--- begin DATA EXTRACT ---

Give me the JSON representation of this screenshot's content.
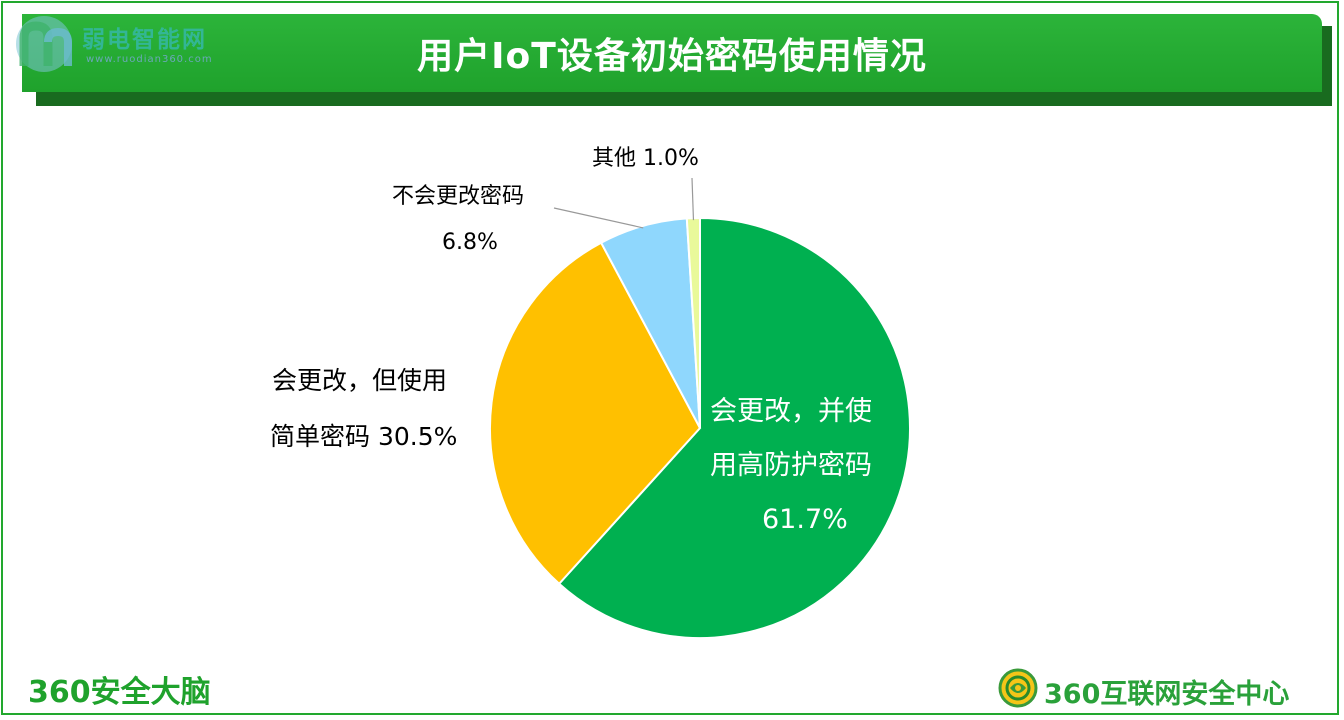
{
  "title": "用户IoT设备初始密码使用情况",
  "watermark": {
    "name": "弱电智能网",
    "url": "www.ruodian360.com"
  },
  "footer": {
    "left_brand": "360安全大脑",
    "right_brand": "360互联网安全中心",
    "right_icon": "360-safeguard-logo-icon"
  },
  "chart_data": {
    "type": "pie",
    "title": "用户IoT设备初始密码使用情况",
    "start": "12 o'clock",
    "direction": "clockwise",
    "slices": [
      {
        "label_line1": "会更改，并使",
        "label_line2": "用高防护密码",
        "label_line3": "61.7%",
        "value": 61.7,
        "color": "#00b050"
      },
      {
        "label_line1": "会更改，但使用",
        "label_line2": "简单密码 30.5%",
        "value": 30.5,
        "color": "#ffc000"
      },
      {
        "label_line1": "不会更改密码",
        "label_line2": "6.8%",
        "value": 6.8,
        "color": "#8fd7fd"
      },
      {
        "label_line1": "其他 1.0%",
        "value": 1.0,
        "color": "#e9f99a"
      }
    ]
  },
  "colors": {
    "title_bar": "#22a82e",
    "frame": "#22a82e"
  }
}
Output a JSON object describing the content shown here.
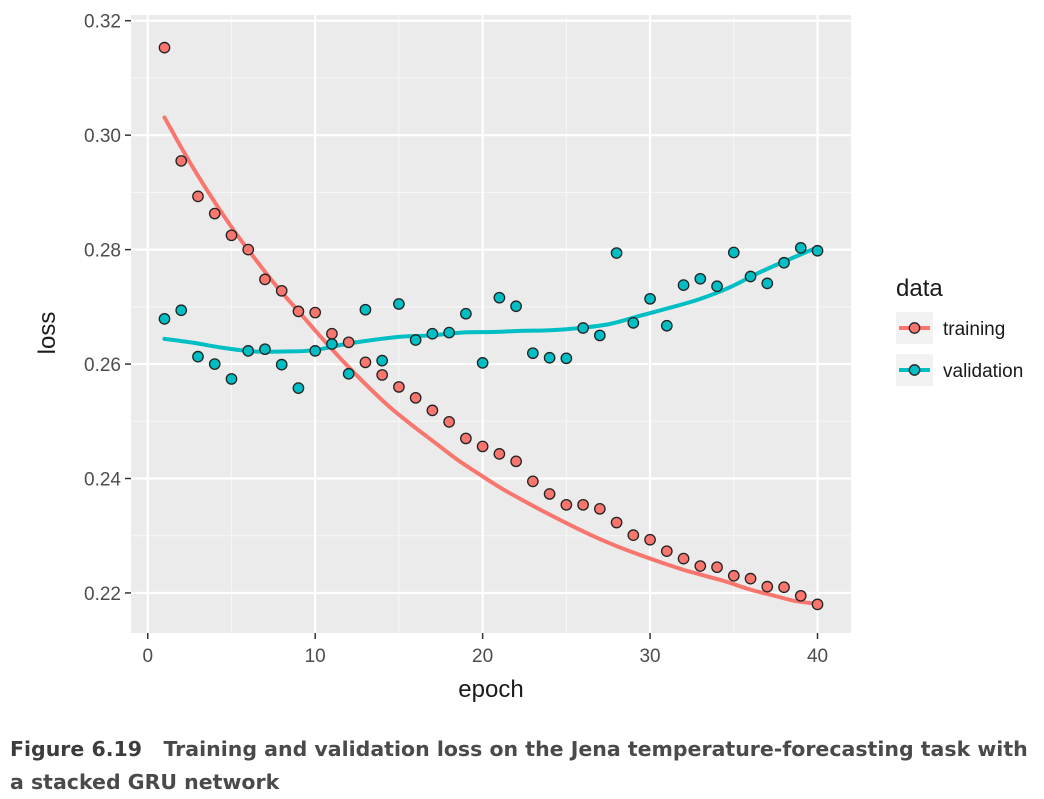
{
  "chart_data": {
    "type": "scatter",
    "xlabel": "epoch",
    "ylabel": "loss",
    "xlim": [
      -1,
      42
    ],
    "ylim": [
      0.213,
      0.321
    ],
    "x_ticks": [
      0,
      10,
      20,
      30,
      40
    ],
    "y_ticks": [
      0.22,
      0.24,
      0.26,
      0.28,
      0.3,
      0.32
    ],
    "x_tick_labels": [
      "0",
      "10",
      "20",
      "30",
      "40"
    ],
    "y_tick_labels": [
      "0.22",
      "0.24",
      "0.26",
      "0.28",
      "0.30",
      "0.32"
    ],
    "grid": true,
    "legend": {
      "title": "data",
      "position": "right"
    },
    "smooth": true,
    "series": [
      {
        "name": "training",
        "color": "#f8766d",
        "x": [
          1,
          2,
          3,
          4,
          5,
          6,
          7,
          8,
          9,
          10,
          11,
          12,
          13,
          14,
          15,
          16,
          17,
          18,
          19,
          20,
          21,
          22,
          23,
          24,
          25,
          26,
          27,
          28,
          29,
          30,
          31,
          32,
          33,
          34,
          35,
          36,
          37,
          38,
          39,
          40
        ],
        "y": [
          0.3153,
          0.2955,
          0.2893,
          0.2863,
          0.2825,
          0.28,
          0.2748,
          0.2728,
          0.2692,
          0.269,
          0.2653,
          0.2638,
          0.2603,
          0.2581,
          0.256,
          0.2541,
          0.2519,
          0.2499,
          0.247,
          0.2456,
          0.2443,
          0.243,
          0.2395,
          0.2373,
          0.2354,
          0.2354,
          0.2347,
          0.2323,
          0.2301,
          0.2293,
          0.2273,
          0.226,
          0.2247,
          0.2245,
          0.223,
          0.2225,
          0.2211,
          0.221,
          0.2195,
          0.218
        ],
        "smooth_y": [
          0.3031,
          0.2961,
          0.2897,
          0.2838,
          0.2785,
          0.2735,
          0.269,
          0.2645,
          0.2602,
          0.2562,
          0.2525,
          0.2493,
          0.2463,
          0.2433,
          0.2407,
          0.2382,
          0.236,
          0.2339,
          0.2319,
          0.23,
          0.2283,
          0.2268,
          0.2254,
          0.2241,
          0.223,
          0.2219,
          0.2206,
          0.2196,
          0.2186,
          0.2181
        ]
      },
      {
        "name": "validation",
        "color": "#00bfc4",
        "x": [
          1,
          2,
          3,
          4,
          5,
          6,
          7,
          8,
          9,
          10,
          11,
          12,
          13,
          14,
          15,
          16,
          17,
          18,
          19,
          20,
          21,
          22,
          23,
          24,
          25,
          26,
          27,
          28,
          29,
          30,
          31,
          32,
          33,
          34,
          35,
          36,
          37,
          38,
          39,
          40
        ],
        "y": [
          0.2679,
          0.2694,
          0.2613,
          0.26,
          0.2574,
          0.2623,
          0.2626,
          0.2599,
          0.2558,
          0.2623,
          0.2635,
          0.2583,
          0.2695,
          0.2606,
          0.2705,
          0.2642,
          0.2653,
          0.2655,
          0.2688,
          0.2602,
          0.2716,
          0.2701,
          0.2619,
          0.2611,
          0.261,
          0.2663,
          0.265,
          0.2794,
          0.2672,
          0.2714,
          0.2667,
          0.2738,
          0.2749,
          0.2736,
          0.2795,
          0.2753,
          0.2741,
          0.2777,
          0.2803,
          0.2798
        ],
        "smooth_y": [
          0.2644,
          0.2637,
          0.2628,
          0.2622,
          0.2622,
          0.2624,
          0.2634,
          0.2642,
          0.2648,
          0.265,
          0.2655,
          0.2656,
          0.2658,
          0.2659,
          0.2663,
          0.267,
          0.2684,
          0.2698,
          0.2713,
          0.2733,
          0.2759,
          0.2782,
          0.2804
        ]
      }
    ]
  },
  "caption": {
    "figure_number": "Figure 6.19",
    "text": "Training and validation loss on the Jena temperature-forecasting task with a stacked GRU network"
  }
}
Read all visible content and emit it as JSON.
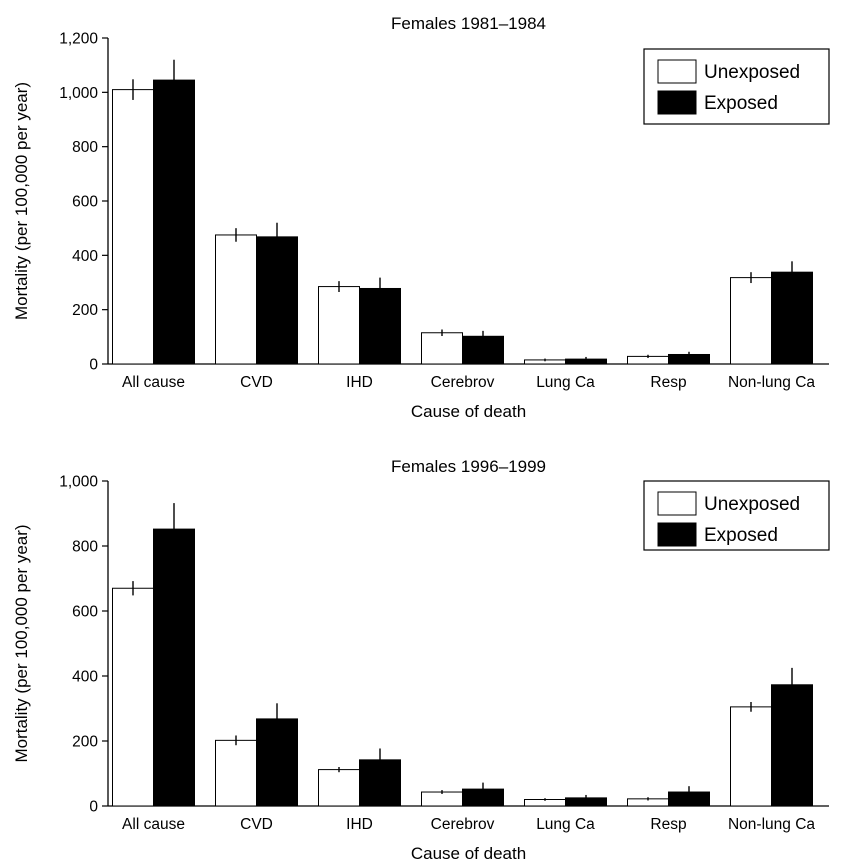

--- end DATA EXTRACT ---

Strip out the images, then output the records above word for word.

Give me the JSON representation of this screenshot's content.
{
  "title": "用户IoT设备初始密码使用情况",
  "watermark": {
    "name": "弱电智能网",
    "url": "www.ruodian360.com"
  },
  "footer": {
    "left_brand": "360安全大脑",
    "right_brand": "360互联网安全中心",
    "right_icon": "360-safeguard-logo-icon"
  },
  "chart_data": {
    "type": "pie",
    "title": "用户IoT设备初始密码使用情况",
    "start": "12 o'clock",
    "direction": "clockwise",
    "slices": [
      {
        "label_line1": "会更改，并使",
        "label_line2": "用高防护密码",
        "label_line3": "61.7%",
        "value": 61.7,
        "color": "#00b050"
      },
      {
        "label_line1": "会更改，但使用",
        "label_line2": "简单密码 30.5%",
        "value": 30.5,
        "color": "#ffc000"
      },
      {
        "label_line1": "不会更改密码",
        "label_line2": "6.8%",
        "value": 6.8,
        "color": "#8fd7fd"
      },
      {
        "label_line1": "其他 1.0%",
        "value": 1.0,
        "color": "#e9f99a"
      }
    ]
  },
  "colors": {
    "title_bar": "#22a82e",
    "frame": "#22a82e"
  }
}
Output a JSON object describing the content shown here.
{
  "chart_data": {
    "type": "scatter",
    "xlabel": "epoch",
    "ylabel": "loss",
    "xlim": [
      -1,
      42
    ],
    "ylim": [
      0.213,
      0.321
    ],
    "x_ticks": [
      0,
      10,
      20,
      30,
      40
    ],
    "y_ticks": [
      0.22,
      0.24,
      0.26,
      0.28,
      0.3,
      0.32
    ],
    "x_tick_labels": [
      "0",
      "10",
      "20",
      "30",
      "40"
    ],
    "y_tick_labels": [
      "0.22",
      "0.24",
      "0.26",
      "0.28",
      "0.30",
      "0.32"
    ],
    "grid": true,
    "legend": {
      "title": "data",
      "position": "right"
    },
    "smooth": true,
    "series": [
      {
        "name": "training",
        "color": "#f8766d",
        "x": [
          1,
          2,
          3,
          4,
          5,
          6,
          7,
          8,
          9,
          10,
          11,
          12,
          13,
          14,
          15,
          16,
          17,
          18,
          19,
          20,
          21,
          22,
          23,
          24,
          25,
          26,
          27,
          28,
          29,
          30,
          31,
          32,
          33,
          34,
          35,
          36,
          37,
          38,
          39,
          40
        ],
        "y": [
          0.3153,
          0.2955,
          0.2893,
          0.2863,
          0.2825,
          0.28,
          0.2748,
          0.2728,
          0.2692,
          0.269,
          0.2653,
          0.2638,
          0.2603,
          0.2581,
          0.256,
          0.2541,
          0.2519,
          0.2499,
          0.247,
          0.2456,
          0.2443,
          0.243,
          0.2395,
          0.2373,
          0.2354,
          0.2354,
          0.2347,
          0.2323,
          0.2301,
          0.2293,
          0.2273,
          0.226,
          0.2247,
          0.2245,
          0.223,
          0.2225,
          0.2211,
          0.221,
          0.2195,
          0.218
        ],
        "smooth_y": [
          0.3031,
          0.2961,
          0.2897,
          0.2838,
          0.2785,
          0.2735,
          0.269,
          0.2645,
          0.2602,
          0.2562,
          0.2525,
          0.2493,
          0.2463,
          0.2433,
          0.2407,
          0.2382,
          0.236,
          0.2339,
          0.2319,
          0.23,
          0.2283,
          0.2268,
          0.2254,
          0.2241,
          0.223,
          0.2219,
          0.2206,
          0.2196,
          0.2186,
          0.2181
        ]
      },
      {
        "name": "validation",
        "color": "#00bfc4",
        "x": [
          1,
          2,
          3,
          4,
          5,
          6,
          7,
          8,
          9,
          10,
          11,
          12,
          13,
          14,
          15,
          16,
          17,
          18,
          19,
          20,
          21,
          22,
          23,
          24,
          25,
          26,
          27,
          28,
          29,
          30,
          31,
          32,
          33,
          34,
          35,
          36,
          37,
          38,
          39,
          40
        ],
        "y": [
          0.2679,
          0.2694,
          0.2613,
          0.26,
          0.2574,
          0.2623,
          0.2626,
          0.2599,
          0.2558,
          0.2623,
          0.2635,
          0.2583,
          0.2695,
          0.2606,
          0.2705,
          0.2642,
          0.2653,
          0.2655,
          0.2688,
          0.2602,
          0.2716,
          0.2701,
          0.2619,
          0.2611,
          0.261,
          0.2663,
          0.265,
          0.2794,
          0.2672,
          0.2714,
          0.2667,
          0.2738,
          0.2749,
          0.2736,
          0.2795,
          0.2753,
          0.2741,
          0.2777,
          0.2803,
          0.2798
        ],
        "smooth_y": [
          0.2644,
          0.2637,
          0.2628,
          0.2622,
          0.2622,
          0.2624,
          0.2634,
          0.2642,
          0.2648,
          0.265,
          0.2655,
          0.2656,
          0.2658,
          0.2659,
          0.2663,
          0.267,
          0.2684,
          0.2698,
          0.2713,
          0.2733,
          0.2759,
          0.2782,
          0.2804
        ]
      }
    ]
  },
  "caption": {
    "figure_number": "Figure 6.19",
    "text": "Training and validation loss on the Jena temperature-forecasting task with a stacked GRU network"
  }
}
Read all visible content and emit it as JSON.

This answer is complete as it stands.